Figure dataset records:
•••

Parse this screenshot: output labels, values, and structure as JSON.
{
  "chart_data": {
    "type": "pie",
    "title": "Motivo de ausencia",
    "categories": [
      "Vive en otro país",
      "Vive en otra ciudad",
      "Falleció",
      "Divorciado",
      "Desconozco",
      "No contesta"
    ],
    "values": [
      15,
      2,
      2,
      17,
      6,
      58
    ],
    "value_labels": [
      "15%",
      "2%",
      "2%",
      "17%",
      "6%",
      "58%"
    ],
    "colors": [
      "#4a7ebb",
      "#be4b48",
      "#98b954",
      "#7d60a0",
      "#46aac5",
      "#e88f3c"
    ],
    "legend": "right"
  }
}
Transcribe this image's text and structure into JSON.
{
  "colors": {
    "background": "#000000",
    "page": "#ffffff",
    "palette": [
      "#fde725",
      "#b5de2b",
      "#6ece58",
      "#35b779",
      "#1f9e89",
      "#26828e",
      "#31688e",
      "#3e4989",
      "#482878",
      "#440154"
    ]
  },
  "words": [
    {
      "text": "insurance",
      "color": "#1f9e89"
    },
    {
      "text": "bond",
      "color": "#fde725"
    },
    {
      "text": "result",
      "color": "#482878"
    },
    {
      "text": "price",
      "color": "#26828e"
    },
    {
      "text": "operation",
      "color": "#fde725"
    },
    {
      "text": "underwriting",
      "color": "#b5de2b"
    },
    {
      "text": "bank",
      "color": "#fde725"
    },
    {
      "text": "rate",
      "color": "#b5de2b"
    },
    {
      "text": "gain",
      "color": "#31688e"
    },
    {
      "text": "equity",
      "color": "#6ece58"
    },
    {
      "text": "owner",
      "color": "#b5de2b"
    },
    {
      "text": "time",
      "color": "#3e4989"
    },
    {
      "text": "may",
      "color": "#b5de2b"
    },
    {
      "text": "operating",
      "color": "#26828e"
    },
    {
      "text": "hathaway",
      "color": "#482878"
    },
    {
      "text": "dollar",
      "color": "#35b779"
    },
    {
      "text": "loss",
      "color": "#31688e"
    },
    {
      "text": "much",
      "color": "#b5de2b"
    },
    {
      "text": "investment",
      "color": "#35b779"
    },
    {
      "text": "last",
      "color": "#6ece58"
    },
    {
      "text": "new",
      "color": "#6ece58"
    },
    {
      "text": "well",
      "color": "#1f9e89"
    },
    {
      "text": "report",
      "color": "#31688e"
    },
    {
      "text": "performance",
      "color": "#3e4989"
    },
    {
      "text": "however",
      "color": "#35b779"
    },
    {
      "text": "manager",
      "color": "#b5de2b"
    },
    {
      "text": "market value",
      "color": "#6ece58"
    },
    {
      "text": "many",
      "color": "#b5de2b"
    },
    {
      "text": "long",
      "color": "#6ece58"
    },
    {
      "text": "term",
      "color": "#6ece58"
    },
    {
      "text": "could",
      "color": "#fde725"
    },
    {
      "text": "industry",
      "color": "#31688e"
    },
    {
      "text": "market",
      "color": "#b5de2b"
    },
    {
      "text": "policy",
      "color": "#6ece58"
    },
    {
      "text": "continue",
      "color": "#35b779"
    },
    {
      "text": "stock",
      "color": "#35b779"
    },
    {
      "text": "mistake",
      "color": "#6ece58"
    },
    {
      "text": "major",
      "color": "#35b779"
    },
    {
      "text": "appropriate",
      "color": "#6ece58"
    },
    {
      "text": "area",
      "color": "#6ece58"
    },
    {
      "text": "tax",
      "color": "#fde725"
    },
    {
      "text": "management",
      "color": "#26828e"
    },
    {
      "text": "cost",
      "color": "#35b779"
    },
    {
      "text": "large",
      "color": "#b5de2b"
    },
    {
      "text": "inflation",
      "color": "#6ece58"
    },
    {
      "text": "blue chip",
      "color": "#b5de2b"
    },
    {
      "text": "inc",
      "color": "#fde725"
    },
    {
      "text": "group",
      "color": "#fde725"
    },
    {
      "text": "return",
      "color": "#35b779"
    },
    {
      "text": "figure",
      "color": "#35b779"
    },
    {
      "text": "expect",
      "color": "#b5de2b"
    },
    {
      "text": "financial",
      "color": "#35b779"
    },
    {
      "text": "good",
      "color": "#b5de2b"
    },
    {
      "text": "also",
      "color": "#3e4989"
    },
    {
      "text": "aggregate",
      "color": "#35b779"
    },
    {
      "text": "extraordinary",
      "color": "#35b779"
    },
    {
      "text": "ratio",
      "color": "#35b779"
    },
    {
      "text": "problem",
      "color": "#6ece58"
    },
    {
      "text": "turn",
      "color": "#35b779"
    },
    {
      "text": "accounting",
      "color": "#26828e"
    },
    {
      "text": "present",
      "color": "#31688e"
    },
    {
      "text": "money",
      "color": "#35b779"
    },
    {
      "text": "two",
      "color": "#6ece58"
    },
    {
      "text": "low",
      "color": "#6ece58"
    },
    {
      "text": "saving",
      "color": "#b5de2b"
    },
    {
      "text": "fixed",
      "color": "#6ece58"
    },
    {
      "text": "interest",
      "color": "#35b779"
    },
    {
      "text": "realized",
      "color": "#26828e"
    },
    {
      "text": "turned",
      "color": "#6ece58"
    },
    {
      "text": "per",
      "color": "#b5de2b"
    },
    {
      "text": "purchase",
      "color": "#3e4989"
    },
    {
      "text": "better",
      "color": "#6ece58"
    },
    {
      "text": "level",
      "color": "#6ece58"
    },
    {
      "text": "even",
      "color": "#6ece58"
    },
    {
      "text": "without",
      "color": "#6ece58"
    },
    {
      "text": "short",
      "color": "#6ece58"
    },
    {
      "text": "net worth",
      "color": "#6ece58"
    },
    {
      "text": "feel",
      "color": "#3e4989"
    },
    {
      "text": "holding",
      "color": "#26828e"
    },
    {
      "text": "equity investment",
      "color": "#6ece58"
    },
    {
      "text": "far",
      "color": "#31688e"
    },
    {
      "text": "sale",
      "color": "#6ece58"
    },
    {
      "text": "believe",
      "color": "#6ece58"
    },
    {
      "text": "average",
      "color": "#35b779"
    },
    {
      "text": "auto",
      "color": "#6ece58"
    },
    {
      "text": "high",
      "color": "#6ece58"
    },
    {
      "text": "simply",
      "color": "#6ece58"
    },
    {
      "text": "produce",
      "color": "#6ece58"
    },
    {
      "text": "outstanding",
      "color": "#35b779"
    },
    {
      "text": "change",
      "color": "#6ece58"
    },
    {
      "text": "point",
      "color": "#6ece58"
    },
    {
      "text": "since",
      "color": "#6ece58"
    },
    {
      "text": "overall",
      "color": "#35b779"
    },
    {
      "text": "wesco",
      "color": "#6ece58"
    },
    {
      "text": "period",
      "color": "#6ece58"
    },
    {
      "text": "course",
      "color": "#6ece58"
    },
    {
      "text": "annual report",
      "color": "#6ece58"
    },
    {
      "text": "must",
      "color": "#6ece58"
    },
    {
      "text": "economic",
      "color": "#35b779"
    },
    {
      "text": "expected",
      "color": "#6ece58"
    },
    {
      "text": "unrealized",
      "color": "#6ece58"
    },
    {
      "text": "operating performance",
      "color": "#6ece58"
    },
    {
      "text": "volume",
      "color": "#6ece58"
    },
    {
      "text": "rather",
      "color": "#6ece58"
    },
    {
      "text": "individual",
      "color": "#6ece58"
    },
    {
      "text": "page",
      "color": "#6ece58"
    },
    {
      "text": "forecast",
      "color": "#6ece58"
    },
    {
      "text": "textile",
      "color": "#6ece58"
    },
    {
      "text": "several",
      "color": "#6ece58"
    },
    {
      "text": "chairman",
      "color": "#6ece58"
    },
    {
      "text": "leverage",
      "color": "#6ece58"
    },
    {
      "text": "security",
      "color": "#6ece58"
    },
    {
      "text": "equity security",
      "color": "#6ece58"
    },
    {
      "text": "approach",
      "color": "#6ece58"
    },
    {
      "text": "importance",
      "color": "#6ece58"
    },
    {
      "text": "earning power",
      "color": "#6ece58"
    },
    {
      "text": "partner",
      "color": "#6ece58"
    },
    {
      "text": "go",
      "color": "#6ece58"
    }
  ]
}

•••

> _What to do_:
Collect each line containing the string "this".

> _Solution_:
Parse this screenshot: output labels, values, and structure as JSON.
Transcribe this image's text and structure into JSON.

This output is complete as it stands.